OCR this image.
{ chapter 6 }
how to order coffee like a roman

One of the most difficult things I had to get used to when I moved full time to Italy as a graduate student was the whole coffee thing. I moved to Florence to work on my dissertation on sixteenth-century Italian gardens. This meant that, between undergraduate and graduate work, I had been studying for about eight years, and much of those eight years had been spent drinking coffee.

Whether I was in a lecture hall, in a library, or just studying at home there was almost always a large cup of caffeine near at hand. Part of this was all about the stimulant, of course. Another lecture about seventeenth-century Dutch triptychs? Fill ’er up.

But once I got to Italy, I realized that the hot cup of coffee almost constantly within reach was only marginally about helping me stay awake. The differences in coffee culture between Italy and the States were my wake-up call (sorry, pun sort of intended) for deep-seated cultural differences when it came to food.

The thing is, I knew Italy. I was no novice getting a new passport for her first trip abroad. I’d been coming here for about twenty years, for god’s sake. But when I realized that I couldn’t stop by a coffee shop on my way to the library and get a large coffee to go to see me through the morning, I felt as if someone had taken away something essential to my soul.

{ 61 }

INSTRUCTIONS TO FOLLOW. Print all the data exactly.

RESPONSE FOR THIS EXERCISE.
OCR this image.
{ chapter 6 }
how to order coffee like a roman

One of the most difficult things I had to get used to when I moved full time to Italy as a graduate student was the whole coffee thing. I moved to Florence to work on my dissertation on sixteenth-century Italian gardens. This meant that, between undergraduate and graduate work, I had been studying for about eight years, and much of those eight years had been spent drinking coffee.

Whether I was in a lecture hall, in a library, or just studying at home there was almost always a large cup of caffeine near at hand. Part of this was all about the stimulant, of course. Another lecture about seventeenth-century Dutch triptychs? Fill ’er up.

But once I got to Italy, I realized that the hot cup of coffee almost constantly within reach was only marginally about helping me stay awake. The differences in coffee culture between Italy and the States were my wake-up call (sorry, pun sort of intended) for deep-seated cultural differences when it came to food.

The thing is, I knew Italy. I was no novice getting a new passport for her first trip abroad. I’d been coming here for about twenty years, for god’s sake. But when I realized that I couldn’t stop by a coffee shop on my way to the library and get a large coffee to go to see me through the morning, I felt as if someone had taken away something essential to my soul.

{ 61 }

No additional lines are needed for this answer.